*DATA SECTION:*
___

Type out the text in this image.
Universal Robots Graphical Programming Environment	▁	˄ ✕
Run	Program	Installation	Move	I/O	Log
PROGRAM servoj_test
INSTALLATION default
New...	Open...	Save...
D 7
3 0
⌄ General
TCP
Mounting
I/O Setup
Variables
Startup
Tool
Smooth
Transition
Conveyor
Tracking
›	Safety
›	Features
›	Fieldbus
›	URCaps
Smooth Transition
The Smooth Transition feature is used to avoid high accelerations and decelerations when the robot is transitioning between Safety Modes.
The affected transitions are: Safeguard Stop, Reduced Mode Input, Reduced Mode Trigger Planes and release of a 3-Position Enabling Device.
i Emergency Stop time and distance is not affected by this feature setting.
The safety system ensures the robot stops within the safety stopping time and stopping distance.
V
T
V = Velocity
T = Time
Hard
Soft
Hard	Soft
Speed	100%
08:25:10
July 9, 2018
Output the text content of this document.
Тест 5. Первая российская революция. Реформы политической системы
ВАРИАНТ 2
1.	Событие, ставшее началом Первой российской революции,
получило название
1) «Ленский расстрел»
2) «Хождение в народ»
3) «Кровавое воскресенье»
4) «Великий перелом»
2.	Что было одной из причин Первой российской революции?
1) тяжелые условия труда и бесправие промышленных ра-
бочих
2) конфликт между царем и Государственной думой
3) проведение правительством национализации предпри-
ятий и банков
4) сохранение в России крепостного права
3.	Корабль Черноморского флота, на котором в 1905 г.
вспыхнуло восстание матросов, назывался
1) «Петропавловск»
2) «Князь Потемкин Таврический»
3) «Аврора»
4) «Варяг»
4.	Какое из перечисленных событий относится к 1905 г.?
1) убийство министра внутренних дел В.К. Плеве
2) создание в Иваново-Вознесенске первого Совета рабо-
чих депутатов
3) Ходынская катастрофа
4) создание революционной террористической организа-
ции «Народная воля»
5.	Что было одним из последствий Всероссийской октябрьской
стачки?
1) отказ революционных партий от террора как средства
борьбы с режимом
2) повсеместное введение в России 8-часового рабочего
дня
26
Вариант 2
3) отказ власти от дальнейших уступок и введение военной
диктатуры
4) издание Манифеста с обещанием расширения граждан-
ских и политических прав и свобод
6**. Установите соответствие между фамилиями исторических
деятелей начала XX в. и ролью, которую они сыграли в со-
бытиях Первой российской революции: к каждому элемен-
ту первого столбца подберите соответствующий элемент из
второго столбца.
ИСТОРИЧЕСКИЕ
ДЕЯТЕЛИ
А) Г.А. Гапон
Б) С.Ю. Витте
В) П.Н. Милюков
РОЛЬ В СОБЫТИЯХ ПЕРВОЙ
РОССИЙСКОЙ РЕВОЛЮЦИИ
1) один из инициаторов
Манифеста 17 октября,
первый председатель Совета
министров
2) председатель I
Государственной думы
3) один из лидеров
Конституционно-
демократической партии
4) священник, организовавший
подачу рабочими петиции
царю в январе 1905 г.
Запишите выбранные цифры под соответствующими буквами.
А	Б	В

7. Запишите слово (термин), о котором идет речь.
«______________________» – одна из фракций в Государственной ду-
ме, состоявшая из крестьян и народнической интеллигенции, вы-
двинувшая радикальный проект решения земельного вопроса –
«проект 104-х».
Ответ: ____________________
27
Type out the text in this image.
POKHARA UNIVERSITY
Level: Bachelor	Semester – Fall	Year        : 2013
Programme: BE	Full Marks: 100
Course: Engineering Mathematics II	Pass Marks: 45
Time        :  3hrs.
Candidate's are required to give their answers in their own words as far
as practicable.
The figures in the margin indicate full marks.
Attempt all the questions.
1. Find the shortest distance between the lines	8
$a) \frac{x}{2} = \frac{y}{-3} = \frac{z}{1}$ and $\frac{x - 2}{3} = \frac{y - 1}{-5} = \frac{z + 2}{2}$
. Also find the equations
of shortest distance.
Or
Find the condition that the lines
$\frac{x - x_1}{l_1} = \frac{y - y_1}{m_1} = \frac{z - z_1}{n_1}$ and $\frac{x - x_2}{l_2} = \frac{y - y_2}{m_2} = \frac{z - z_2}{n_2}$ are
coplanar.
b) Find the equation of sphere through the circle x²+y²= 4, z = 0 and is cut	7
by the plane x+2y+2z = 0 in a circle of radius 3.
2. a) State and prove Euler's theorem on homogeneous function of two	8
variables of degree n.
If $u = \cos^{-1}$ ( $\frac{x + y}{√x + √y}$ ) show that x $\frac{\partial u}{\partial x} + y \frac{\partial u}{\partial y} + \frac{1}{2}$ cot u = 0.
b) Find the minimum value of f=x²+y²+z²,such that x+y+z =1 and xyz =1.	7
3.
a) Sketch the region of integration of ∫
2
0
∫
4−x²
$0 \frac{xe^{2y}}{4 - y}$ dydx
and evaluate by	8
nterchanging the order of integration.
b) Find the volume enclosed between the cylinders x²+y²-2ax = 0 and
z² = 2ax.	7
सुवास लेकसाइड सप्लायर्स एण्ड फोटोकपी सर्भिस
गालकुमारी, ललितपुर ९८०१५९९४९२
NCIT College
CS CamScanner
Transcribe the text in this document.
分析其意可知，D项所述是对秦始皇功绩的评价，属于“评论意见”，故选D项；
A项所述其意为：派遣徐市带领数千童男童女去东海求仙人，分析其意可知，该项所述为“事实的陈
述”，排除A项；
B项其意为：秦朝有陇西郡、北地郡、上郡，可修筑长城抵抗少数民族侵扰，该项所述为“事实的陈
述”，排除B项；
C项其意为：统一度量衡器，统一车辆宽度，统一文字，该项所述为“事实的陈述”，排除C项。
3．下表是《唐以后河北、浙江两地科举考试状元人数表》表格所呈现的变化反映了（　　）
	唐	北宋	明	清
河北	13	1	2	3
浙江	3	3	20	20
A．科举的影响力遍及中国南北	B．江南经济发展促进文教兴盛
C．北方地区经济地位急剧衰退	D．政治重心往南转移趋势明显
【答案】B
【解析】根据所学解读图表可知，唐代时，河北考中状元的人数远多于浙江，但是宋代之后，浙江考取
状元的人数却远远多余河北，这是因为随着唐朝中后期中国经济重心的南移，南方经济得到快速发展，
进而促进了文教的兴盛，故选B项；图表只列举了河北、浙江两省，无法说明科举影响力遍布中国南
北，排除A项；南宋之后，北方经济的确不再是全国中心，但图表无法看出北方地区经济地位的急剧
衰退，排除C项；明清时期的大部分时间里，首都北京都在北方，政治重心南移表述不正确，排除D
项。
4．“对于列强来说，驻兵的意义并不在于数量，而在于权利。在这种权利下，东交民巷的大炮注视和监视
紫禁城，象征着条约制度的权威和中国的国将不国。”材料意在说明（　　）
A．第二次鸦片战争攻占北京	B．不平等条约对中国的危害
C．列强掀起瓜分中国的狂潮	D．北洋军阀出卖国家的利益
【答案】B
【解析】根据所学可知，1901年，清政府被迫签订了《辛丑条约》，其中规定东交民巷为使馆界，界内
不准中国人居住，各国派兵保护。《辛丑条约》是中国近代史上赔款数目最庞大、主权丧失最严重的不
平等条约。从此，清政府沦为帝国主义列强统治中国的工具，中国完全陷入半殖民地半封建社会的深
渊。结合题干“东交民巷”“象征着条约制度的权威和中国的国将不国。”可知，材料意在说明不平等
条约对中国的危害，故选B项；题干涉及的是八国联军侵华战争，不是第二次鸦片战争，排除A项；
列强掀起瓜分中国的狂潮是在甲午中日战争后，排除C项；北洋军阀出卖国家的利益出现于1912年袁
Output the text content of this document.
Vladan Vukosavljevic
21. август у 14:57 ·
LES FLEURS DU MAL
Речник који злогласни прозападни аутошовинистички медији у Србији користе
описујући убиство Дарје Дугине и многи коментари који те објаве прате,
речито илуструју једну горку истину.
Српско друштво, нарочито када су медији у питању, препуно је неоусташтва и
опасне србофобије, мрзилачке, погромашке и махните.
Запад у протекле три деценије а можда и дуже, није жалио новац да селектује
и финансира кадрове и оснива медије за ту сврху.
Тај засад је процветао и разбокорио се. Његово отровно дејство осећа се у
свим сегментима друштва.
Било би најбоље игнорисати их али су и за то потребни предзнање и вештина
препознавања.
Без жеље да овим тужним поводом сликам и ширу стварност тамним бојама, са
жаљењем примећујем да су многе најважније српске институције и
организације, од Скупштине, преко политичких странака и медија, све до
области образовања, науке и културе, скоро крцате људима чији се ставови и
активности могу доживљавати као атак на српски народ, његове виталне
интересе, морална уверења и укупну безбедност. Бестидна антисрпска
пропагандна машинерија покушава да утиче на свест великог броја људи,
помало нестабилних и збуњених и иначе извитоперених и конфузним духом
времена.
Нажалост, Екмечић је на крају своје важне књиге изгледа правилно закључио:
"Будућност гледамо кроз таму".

___

*WHAT NEEDS TO BE DONE:*
List the lines of the entries that include "проект".

*REPLY:*
двинувшая радикальный проект решения земельного вопроса –
«проект 104-х».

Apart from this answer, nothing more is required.